Exercise ->
Rewrite the records from their start through the line that contains "histogram-panel-4: 2.5 5.0", replacing "line-series" with "line-plot" and leaving everything else unchanged. Give only those lines.
* Begin *
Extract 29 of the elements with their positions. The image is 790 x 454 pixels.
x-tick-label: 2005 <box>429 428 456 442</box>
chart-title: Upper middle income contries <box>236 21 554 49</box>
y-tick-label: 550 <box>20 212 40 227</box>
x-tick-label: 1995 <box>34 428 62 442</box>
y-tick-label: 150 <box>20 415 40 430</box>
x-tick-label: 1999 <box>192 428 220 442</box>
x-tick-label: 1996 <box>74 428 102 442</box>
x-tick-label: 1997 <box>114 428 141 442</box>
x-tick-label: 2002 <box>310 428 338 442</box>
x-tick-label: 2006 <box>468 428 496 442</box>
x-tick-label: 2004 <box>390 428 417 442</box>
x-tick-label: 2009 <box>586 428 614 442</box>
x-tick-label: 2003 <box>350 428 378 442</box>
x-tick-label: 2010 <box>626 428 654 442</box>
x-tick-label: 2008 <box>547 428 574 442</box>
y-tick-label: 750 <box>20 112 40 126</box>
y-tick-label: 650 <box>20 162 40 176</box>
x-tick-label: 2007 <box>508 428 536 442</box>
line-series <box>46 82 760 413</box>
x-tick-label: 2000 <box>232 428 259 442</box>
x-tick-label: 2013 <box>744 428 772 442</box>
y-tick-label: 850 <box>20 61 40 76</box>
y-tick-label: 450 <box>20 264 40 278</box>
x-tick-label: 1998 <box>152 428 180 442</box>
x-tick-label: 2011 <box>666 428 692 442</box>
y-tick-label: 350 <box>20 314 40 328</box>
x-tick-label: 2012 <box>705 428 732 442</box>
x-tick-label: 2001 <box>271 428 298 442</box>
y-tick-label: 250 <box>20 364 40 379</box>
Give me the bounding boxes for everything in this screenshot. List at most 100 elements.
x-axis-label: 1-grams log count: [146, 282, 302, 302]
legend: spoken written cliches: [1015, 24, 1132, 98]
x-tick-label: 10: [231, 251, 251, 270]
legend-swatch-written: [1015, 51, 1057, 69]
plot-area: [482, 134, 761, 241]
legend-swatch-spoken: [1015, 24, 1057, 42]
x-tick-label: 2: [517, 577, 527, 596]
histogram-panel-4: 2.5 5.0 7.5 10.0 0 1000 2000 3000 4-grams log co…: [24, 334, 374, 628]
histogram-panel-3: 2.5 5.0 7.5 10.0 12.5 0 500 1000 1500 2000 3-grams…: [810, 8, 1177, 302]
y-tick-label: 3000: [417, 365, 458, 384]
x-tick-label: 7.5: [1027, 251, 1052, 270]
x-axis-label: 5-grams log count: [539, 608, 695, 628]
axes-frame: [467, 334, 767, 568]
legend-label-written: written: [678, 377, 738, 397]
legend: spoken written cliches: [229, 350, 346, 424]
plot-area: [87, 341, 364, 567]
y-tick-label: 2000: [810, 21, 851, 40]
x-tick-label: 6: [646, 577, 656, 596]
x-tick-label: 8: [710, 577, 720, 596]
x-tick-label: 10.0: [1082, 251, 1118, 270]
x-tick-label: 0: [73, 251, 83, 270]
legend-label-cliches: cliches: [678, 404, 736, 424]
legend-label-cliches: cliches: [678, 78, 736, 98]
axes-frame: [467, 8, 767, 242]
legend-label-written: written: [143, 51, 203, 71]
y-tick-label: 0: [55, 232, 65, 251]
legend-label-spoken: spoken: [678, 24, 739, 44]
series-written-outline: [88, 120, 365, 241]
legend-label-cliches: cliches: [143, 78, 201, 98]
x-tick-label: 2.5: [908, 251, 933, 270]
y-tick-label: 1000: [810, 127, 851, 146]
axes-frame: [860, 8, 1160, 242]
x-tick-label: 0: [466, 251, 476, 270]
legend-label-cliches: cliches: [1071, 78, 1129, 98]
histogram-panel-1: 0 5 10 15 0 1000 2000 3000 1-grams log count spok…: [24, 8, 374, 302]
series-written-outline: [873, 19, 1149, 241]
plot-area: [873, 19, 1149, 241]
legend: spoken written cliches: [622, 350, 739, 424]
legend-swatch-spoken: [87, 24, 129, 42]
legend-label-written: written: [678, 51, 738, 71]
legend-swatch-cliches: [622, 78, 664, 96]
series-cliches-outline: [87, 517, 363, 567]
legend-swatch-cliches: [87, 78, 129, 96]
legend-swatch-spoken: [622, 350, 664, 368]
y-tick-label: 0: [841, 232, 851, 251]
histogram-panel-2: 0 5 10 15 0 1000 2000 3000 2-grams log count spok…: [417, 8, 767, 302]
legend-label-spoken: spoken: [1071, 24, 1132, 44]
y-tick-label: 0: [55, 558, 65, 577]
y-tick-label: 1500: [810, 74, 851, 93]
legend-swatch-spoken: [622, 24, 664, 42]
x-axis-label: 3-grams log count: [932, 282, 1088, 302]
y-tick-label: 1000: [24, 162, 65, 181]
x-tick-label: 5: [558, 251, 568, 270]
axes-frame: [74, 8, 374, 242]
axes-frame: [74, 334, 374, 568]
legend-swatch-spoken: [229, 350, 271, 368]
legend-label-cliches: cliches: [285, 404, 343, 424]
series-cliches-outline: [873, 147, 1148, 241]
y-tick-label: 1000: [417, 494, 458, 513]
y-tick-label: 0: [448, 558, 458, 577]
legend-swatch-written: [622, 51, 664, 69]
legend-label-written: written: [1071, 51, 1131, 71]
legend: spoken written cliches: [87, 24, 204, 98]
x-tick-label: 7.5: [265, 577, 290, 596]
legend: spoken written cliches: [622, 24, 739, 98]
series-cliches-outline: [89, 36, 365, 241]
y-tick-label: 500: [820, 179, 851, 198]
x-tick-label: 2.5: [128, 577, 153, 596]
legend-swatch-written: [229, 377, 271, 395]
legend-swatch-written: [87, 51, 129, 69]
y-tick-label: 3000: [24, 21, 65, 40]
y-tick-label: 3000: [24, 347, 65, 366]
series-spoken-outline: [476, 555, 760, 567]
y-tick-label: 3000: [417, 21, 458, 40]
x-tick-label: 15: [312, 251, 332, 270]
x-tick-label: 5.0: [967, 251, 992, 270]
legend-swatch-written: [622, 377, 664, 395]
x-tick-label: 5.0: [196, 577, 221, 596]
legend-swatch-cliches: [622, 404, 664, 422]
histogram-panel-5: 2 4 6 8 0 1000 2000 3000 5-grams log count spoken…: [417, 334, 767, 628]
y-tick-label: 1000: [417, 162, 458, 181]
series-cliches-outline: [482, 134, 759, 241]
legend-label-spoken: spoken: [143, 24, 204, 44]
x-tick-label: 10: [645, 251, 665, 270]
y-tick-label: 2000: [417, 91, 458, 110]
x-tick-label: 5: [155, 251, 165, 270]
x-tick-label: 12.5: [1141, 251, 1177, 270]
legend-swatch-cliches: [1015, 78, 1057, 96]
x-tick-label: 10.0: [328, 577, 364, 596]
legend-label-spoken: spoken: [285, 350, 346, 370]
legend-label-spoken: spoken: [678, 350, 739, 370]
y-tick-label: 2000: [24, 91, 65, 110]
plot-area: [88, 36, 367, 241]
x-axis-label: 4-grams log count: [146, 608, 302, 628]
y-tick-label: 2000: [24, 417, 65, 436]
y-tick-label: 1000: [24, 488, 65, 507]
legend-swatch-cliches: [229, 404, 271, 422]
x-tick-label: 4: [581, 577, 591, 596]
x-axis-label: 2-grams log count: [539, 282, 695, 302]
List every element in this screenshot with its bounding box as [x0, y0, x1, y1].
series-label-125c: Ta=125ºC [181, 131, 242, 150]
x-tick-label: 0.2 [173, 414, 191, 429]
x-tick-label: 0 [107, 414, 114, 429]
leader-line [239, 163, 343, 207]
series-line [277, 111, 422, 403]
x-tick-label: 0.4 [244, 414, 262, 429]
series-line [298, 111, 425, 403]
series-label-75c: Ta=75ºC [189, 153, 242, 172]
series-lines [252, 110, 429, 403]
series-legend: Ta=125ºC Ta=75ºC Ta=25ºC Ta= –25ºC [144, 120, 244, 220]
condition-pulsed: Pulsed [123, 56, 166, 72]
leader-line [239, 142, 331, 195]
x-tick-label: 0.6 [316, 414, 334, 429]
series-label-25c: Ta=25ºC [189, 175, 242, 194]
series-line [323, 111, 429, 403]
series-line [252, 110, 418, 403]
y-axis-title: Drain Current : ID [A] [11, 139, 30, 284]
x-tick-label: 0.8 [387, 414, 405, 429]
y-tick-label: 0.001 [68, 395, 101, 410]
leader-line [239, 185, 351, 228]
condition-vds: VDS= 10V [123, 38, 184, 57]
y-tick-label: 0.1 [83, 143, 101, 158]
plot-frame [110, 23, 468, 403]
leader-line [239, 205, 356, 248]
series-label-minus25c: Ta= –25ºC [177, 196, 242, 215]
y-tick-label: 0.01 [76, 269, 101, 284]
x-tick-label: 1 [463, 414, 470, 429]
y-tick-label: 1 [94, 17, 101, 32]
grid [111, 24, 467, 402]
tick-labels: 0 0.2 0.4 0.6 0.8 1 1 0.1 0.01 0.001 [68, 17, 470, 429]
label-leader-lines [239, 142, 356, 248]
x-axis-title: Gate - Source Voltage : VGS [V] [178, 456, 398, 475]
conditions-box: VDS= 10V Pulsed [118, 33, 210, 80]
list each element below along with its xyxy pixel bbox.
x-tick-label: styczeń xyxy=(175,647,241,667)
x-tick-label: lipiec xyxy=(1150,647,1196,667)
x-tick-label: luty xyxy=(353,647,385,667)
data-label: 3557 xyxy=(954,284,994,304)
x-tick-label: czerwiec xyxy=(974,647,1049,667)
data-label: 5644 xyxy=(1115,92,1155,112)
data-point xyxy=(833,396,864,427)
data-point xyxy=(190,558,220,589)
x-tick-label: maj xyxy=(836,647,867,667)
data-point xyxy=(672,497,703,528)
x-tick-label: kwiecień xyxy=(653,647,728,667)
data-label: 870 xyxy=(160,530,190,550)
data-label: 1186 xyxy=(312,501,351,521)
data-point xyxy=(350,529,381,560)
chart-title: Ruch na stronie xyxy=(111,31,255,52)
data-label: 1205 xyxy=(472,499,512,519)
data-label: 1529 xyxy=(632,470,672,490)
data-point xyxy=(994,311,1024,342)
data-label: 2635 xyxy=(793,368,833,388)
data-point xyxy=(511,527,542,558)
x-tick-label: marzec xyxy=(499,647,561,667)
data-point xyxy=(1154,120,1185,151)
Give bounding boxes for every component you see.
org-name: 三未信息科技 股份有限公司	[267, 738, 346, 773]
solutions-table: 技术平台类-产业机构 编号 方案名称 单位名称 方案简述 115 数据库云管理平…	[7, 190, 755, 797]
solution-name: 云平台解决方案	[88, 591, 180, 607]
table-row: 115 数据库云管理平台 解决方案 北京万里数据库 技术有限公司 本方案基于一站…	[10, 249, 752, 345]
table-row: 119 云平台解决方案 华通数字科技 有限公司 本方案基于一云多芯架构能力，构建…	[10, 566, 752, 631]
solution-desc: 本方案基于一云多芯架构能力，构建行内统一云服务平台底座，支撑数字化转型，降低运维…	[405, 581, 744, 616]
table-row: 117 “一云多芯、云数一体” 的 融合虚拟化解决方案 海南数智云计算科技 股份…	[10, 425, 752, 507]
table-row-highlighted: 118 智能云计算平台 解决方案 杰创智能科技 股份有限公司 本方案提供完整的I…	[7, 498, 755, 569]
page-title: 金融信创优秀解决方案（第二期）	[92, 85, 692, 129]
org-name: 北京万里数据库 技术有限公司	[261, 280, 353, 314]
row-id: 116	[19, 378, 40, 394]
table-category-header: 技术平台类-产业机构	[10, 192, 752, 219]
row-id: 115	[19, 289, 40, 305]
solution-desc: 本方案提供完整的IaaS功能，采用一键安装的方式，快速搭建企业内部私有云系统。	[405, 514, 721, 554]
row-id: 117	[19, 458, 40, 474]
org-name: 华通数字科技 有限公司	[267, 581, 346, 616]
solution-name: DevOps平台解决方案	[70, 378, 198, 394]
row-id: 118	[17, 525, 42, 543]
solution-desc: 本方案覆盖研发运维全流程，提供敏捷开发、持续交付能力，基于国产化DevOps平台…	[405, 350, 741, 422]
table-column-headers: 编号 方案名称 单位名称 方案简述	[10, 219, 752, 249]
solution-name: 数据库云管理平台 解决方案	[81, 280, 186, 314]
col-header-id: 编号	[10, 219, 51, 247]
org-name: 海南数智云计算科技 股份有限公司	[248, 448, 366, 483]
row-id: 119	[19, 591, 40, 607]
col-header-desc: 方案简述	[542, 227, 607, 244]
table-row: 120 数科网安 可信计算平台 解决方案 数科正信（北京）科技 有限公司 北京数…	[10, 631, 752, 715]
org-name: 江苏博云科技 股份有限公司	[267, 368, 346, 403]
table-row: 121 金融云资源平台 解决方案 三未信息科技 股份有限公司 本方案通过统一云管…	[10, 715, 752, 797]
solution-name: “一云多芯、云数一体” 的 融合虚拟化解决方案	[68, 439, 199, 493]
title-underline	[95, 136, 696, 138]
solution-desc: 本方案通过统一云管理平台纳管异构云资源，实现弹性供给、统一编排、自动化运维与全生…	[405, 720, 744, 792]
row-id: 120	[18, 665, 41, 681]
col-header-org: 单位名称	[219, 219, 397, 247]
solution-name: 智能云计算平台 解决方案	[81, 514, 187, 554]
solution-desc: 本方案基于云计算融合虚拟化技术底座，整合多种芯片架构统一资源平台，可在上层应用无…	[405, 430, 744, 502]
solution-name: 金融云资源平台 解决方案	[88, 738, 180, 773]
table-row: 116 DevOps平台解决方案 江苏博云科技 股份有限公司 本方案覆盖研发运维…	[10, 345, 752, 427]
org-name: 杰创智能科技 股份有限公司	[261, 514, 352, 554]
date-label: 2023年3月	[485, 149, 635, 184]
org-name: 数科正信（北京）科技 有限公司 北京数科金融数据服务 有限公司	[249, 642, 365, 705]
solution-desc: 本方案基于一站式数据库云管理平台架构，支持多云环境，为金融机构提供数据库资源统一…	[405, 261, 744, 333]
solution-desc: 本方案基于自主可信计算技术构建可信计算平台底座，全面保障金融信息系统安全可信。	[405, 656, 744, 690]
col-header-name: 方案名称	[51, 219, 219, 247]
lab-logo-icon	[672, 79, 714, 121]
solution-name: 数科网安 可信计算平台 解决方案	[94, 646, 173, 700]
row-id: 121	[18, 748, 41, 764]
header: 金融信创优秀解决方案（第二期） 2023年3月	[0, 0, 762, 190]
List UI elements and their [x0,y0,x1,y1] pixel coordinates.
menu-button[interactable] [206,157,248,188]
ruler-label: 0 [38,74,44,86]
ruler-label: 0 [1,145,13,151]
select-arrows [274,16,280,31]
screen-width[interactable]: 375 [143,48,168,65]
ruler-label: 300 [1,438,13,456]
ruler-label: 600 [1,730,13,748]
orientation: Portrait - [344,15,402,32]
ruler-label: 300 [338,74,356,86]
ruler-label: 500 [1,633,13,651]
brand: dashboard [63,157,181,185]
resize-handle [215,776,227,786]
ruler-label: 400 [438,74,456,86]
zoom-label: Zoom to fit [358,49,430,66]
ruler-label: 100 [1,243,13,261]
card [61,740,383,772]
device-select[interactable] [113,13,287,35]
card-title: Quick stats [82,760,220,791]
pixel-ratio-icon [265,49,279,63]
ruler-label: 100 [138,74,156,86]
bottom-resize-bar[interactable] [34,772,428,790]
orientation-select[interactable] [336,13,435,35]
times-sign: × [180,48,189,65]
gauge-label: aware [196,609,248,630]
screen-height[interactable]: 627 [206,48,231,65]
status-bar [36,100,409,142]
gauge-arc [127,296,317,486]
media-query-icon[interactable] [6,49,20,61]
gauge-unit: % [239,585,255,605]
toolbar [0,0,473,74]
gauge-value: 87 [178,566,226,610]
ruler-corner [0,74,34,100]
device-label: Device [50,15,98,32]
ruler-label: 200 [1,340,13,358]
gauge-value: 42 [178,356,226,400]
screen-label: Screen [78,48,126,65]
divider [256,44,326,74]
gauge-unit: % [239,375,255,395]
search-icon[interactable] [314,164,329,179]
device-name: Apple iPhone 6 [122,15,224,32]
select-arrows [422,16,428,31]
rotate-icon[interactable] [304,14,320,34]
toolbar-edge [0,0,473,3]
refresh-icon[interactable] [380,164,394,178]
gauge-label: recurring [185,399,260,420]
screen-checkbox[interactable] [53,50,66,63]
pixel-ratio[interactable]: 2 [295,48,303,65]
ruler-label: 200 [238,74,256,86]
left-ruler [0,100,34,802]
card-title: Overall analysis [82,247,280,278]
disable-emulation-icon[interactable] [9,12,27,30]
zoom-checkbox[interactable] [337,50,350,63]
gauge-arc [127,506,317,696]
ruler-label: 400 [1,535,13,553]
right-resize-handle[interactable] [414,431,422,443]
* End *
Answer to this exercise ->
Extract 29 of the elements with their positions. The image is 790 x 454 pixels.
x-tick-label: 2005 <box>429 428 456 442</box>
chart-title: Upper middle income contries <box>236 21 554 49</box>
y-tick-label: 550 <box>20 212 40 227</box>
x-tick-label: 1995 <box>34 428 62 442</box>
y-tick-label: 150 <box>20 415 40 430</box>
x-tick-label: 1999 <box>192 428 220 442</box>
x-tick-label: 1996 <box>74 428 102 442</box>
x-tick-label: 1997 <box>114 428 141 442</box>
x-tick-label: 2002 <box>310 428 338 442</box>
x-tick-label: 2006 <box>468 428 496 442</box>
x-tick-label: 2004 <box>390 428 417 442</box>
x-tick-label: 2009 <box>586 428 614 442</box>
x-tick-label: 2003 <box>350 428 378 442</box>
x-tick-label: 2010 <box>626 428 654 442</box>
x-tick-label: 2008 <box>547 428 574 442</box>
y-tick-label: 750 <box>20 112 40 126</box>
y-tick-label: 650 <box>20 162 40 176</box>
x-tick-label: 2007 <box>508 428 536 442</box>
line-plot <box>46 82 760 413</box>
x-tick-label: 2000 <box>232 428 259 442</box>
x-tick-label: 2013 <box>744 428 772 442</box>
y-tick-label: 850 <box>20 61 40 76</box>
y-tick-label: 450 <box>20 264 40 278</box>
x-tick-label: 1998 <box>152 428 180 442</box>
x-tick-label: 2011 <box>666 428 692 442</box>
y-tick-label: 350 <box>20 314 40 328</box>
x-tick-label: 2012 <box>705 428 732 442</box>
x-tick-label: 2001 <box>271 428 298 442</box>
y-tick-label: 250 <box>20 364 40 379</box>
Give me the bounding boxes for everything in this screenshot. List at most 100 elements.
x-axis-label: 1-grams log count: [146, 282, 302, 302]
legend: spoken written cliches: [1015, 24, 1132, 98]
x-tick-label: 10: [231, 251, 251, 270]
legend-swatch-written: [1015, 51, 1057, 69]
plot-area: [482, 134, 761, 241]
legend-swatch-spoken: [1015, 24, 1057, 42]
x-tick-label: 2: [517, 577, 527, 596]
histogram-panel-4: 2.5 5.0 7.5 10.0 0 1000 2000 3000 4-grams log co…: [24, 334, 374, 628]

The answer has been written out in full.